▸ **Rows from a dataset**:
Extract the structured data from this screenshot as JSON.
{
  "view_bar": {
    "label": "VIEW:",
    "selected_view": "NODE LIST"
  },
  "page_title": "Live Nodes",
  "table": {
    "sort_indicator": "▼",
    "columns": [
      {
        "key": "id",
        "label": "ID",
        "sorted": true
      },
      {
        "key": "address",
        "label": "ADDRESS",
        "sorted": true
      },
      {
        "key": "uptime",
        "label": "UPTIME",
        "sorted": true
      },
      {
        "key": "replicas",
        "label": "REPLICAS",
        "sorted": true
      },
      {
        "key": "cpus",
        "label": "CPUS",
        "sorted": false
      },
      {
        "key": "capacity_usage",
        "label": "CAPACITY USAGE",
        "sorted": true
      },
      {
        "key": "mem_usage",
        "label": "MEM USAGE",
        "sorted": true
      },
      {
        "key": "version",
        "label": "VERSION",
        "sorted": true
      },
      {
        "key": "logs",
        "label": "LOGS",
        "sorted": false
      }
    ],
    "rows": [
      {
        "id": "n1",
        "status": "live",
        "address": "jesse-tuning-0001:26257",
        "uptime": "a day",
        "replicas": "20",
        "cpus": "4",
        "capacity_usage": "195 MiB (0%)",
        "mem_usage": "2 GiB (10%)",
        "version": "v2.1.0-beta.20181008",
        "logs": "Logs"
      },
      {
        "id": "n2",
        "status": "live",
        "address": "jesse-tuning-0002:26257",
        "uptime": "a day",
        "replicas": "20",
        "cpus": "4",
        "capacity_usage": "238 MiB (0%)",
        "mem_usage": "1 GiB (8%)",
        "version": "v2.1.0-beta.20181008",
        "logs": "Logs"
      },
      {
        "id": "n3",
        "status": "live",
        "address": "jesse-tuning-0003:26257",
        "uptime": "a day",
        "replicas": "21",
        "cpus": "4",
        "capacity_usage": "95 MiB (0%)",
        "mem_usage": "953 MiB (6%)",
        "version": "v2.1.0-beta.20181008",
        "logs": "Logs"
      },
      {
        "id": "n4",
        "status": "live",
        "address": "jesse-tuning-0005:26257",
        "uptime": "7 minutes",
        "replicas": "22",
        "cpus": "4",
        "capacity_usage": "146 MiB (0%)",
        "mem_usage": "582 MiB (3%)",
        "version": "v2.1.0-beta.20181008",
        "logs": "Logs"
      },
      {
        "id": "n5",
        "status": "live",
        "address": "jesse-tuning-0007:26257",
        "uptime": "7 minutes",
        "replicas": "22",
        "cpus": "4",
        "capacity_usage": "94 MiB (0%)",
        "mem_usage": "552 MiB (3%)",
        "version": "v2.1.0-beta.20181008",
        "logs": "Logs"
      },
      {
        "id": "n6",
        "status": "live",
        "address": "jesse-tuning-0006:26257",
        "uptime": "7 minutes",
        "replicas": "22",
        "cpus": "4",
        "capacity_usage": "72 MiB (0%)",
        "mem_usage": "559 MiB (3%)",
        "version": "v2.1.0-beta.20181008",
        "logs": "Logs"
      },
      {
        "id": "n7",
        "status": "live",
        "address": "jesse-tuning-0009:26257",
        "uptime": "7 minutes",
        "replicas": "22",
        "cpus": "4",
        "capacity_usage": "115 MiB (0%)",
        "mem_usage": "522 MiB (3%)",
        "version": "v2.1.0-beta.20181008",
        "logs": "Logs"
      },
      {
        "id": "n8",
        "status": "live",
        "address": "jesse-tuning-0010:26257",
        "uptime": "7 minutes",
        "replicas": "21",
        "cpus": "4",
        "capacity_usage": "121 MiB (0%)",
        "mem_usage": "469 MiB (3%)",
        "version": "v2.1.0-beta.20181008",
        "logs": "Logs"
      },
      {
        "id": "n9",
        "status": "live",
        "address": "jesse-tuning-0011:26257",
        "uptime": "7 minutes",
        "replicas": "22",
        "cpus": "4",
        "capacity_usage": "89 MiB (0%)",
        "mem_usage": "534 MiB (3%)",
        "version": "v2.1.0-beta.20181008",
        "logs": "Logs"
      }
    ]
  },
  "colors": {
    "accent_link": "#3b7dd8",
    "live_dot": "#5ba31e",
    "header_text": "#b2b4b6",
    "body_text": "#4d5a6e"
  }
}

▸ **REQUIREMENTS**:
Make an exact copy of the data above.

▸ **THE OUTPUT**:
Extract the structured data from this screenshot as JSON.
{
  "view_bar": {
    "label": "VIEW:",
    "selected_view": "NODE LIST"
  },
  "page_title": "Live Nodes",
  "table": {
    "sort_indicator": "▼",
    "columns": [
      {
        "key": "id",
        "label": "ID",
        "sorted": true
      },
      {
        "key": "address",
        "label": "ADDRESS",
        "sorted": true
      },
      {
        "key": "uptime",
        "label": "UPTIME",
        "sorted": true
      },
      {
        "key": "replicas",
        "label": "REPLICAS",
        "sorted": true
      },
      {
        "key": "cpus",
        "label": "CPUS",
        "sorted": false
      },
      {
        "key": "capacity_usage",
        "label": "CAPACITY USAGE",
        "sorted": true
      },
      {
        "key": "mem_usage",
        "label": "MEM USAGE",
        "sorted": true
      },
      {
        "key": "version",
        "label": "VERSION",
        "sorted": true
      },
      {
        "key": "logs",
        "label": "LOGS",
        "sorted": false
      }
    ],
    "rows": [
      {
        "id": "n1",
        "status": "live",
        "address": "jesse-tuning-0001:26257",
        "uptime": "a day",
        "replicas": "20",
        "cpus": "4",
        "capacity_usage": "195 MiB (0%)",
        "mem_usage": "2 GiB (10%)",
        "version": "v2.1.0-beta.20181008",
        "logs": "Logs"
      },
      {
        "id": "n2",
        "status": "live",
        "address": "jesse-tuning-0002:26257",
        "uptime": "a day",
        "replicas": "20",
        "cpus": "4",
        "capacity_usage": "238 MiB (0%)",
        "mem_usage": "1 GiB (8%)",
        "version": "v2.1.0-beta.20181008",
        "logs": "Logs"
      },
      {
        "id": "n3",
        "status": "live",
        "address": "jesse-tuning-0003:26257",
        "uptime": "a day",
        "replicas": "21",
        "cpus": "4",
        "capacity_usage": "95 MiB (0%)",
        "mem_usage": "953 MiB (6%)",
        "version": "v2.1.0-beta.20181008",
        "logs": "Logs"
      },
      {
        "id": "n4",
        "status": "live",
        "address": "jesse-tuning-0005:26257",
        "uptime": "7 minutes",
        "replicas": "22",
        "cpus": "4",
        "capacity_usage": "146 MiB (0%)",
        "mem_usage": "582 MiB (3%)",
        "version": "v2.1.0-beta.20181008",
        "logs": "Logs"
      },
      {
        "id": "n5",
        "status": "live",
        "address": "jesse-tuning-0007:26257",
        "uptime": "7 minutes",
        "replicas": "22",
        "cpus": "4",
        "capacity_usage": "94 MiB (0%)",
        "mem_usage": "552 MiB (3%)",
        "version": "v2.1.0-beta.20181008",
        "logs": "Logs"
      },
      {
        "id": "n6",
        "status": "live",
        "address": "jesse-tuning-0006:26257",
        "uptime": "7 minutes",
        "replicas": "22",
        "cpus": "4",
        "capacity_usage": "72 MiB (0%)",
        "mem_usage": "559 MiB (3%)",
        "version": "v2.1.0-beta.20181008",
        "logs": "Logs"
      },
      {
        "id": "n7",
        "status": "live",
        "address": "jesse-tuning-0009:26257",
        "uptime": "7 minutes",
        "replicas": "22",
        "cpus": "4",
        "capacity_usage": "115 MiB (0%)",
        "mem_usage": "522 MiB (3%)",
        "version": "v2.1.0-beta.20181008",
        "logs": "Logs"
      },
      {
        "id": "n8",
        "status": "live",
        "address": "jesse-tuning-0010:26257",
        "uptime": "7 minutes",
        "replicas": "21",
        "cpus": "4",
        "capacity_usage": "121 MiB (0%)",
        "mem_usage": "469 MiB (3%)",
        "version": "v2.1.0-beta.20181008",
        "logs": "Logs"
      },
      {
        "id": "n9",
        "status": "live",
        "address": "jesse-tuning-0011:26257",
        "uptime": "7 minutes",
        "replicas": "22",
        "cpus": "4",
        "capacity_usage": "89 MiB (0%)",
        "mem_usage": "534 MiB (3%)",
        "version": "v2.1.0-beta.20181008",
        "logs": "Logs"
      }
    ]
  },
  "colors": {
    "accent_link": "#3b7dd8",
    "live_dot": "#5ba31e",
    "header_text": "#b2b4b6",
    "body_text": "#4d5a6e"
  }
}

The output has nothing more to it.